(Collection entries)
◆ ◆ ◆ ◆

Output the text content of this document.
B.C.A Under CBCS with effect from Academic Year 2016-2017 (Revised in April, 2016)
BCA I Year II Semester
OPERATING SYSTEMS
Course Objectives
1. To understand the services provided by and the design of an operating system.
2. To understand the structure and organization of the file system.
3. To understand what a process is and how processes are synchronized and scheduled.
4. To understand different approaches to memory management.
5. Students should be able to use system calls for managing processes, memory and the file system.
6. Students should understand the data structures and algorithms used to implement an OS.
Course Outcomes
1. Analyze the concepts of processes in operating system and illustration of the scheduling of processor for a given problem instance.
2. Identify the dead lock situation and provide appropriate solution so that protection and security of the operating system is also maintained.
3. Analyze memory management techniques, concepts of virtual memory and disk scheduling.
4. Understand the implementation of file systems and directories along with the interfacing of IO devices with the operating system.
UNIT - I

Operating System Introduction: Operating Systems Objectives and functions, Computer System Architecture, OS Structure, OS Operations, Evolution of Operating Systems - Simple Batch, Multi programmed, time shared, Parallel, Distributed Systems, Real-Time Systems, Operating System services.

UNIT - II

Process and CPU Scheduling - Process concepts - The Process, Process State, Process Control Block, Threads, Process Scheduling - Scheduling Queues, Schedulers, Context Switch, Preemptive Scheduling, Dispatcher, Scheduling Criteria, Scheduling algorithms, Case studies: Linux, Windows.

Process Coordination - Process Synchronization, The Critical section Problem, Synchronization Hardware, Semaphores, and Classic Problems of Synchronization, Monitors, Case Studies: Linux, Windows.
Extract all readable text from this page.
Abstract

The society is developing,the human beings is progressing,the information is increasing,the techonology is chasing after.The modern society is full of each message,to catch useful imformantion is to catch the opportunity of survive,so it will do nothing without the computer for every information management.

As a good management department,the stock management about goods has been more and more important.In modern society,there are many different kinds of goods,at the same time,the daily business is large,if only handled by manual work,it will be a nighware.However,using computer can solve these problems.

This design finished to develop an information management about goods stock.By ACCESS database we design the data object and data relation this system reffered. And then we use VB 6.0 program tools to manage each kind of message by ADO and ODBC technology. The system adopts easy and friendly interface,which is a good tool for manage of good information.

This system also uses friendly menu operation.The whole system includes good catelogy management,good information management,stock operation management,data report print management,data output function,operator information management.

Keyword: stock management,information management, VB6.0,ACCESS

◆ ◆ ◆ ◆

**PROBLEM REQUIREMENTS**
From the entries above, copy out every line where the string "Windows" appears.

**SOLVED EXERCISE**
Process and CPU Scheduling - Process concepts - The Process, Process State, Process Control Block, Threads, Process Scheduling - Scheduling Queues, Schedulers, Context Switch, Preemptive Scheduling, Dispatcher, Scheduling Criteria, Scheduling algorithms, Case studies: Linux, Windows.
Process Coordination - Process Synchronization, The Critical section Problem, Synchronization Hardware, Semaphores, and Classic Problems of Synchronization, Monitors, Case Studies: Linux, Windows.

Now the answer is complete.